Directive: Below is a block of records; repeat each one exactly.

---------- Excerpted data ----------

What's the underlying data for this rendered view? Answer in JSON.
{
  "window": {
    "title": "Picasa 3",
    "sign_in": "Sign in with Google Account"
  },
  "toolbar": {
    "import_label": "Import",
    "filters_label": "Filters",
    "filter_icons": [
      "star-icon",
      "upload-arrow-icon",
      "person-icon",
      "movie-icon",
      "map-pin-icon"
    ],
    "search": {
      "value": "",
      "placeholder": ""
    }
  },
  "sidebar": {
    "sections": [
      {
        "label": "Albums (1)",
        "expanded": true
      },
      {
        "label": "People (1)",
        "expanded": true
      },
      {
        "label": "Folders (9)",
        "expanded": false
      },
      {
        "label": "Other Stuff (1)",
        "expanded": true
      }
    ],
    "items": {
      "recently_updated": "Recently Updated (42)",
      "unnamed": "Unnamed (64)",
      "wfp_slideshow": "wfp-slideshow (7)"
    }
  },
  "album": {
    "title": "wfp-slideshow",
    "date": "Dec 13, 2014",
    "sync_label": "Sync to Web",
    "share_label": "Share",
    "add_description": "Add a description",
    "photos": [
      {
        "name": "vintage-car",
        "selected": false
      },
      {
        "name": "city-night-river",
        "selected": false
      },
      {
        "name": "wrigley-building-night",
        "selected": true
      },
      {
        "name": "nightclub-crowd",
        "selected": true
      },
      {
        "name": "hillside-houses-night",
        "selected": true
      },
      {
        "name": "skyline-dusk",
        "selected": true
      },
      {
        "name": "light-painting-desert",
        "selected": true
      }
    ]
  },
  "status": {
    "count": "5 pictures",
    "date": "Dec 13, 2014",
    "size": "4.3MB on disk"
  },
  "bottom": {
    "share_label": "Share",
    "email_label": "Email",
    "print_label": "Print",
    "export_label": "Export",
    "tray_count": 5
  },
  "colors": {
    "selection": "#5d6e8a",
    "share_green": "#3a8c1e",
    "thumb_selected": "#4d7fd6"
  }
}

----------

Output:
What's the underlying data for this rendered view? Answer in JSON.
{
  "window": {
    "title": "Picasa 3",
    "sign_in": "Sign in with Google Account"
  },
  "toolbar": {
    "import_label": "Import",
    "filters_label": "Filters",
    "filter_icons": [
      "star-icon",
      "upload-arrow-icon",
      "person-icon",
      "movie-icon",
      "map-pin-icon"
    ],
    "search": {
      "value": "",
      "placeholder": ""
    }
  },
  "sidebar": {
    "sections": [
      {
        "label": "Albums (1)",
        "expanded": true
      },
      {
        "label": "People (1)",
        "expanded": true
      },
      {
        "label": "Folders (9)",
        "expanded": false
      },
      {
        "label": "Other Stuff (1)",
        "expanded": true
      }
    ],
    "items": {
      "recently_updated": "Recently Updated (42)",
      "unnamed": "Unnamed (64)",
      "wfp_slideshow": "wfp-slideshow (7)"
    }
  },
  "album": {
    "title": "wfp-slideshow",
    "date": "Dec 13, 2014",
    "sync_label": "Sync to Web",
    "share_label": "Share",
    "add_description": "Add a description",
    "photos": [
      {
        "name": "vintage-car",
        "selected": false
      },
      {
        "name": "city-night-river",
        "selected": false
      },
      {
        "name": "wrigley-building-night",
        "selected": true
      },
      {
        "name": "nightclub-crowd",
        "selected": true
      },
      {
        "name": "hillside-houses-night",
        "selected": true
      },
      {
        "name": "skyline-dusk",
        "selected": true
      },
      {
        "name": "light-painting-desert",
        "selected": true
      }
    ]
  },
  "status": {
    "count": "5 pictures",
    "date": "Dec 13, 2014",
    "size": "4.3MB on disk"
  },
  "bottom": {
    "share_label": "Share",
    "email_label": "Email",
    "print_label": "Print",
    "export_label": "Export",
    "tray_count": 5
  },
  "colors": {
    "selection": "#5d6e8a",
    "share_green": "#3a8c1e",
    "thumb_selected": "#4d7fd6"
  }
}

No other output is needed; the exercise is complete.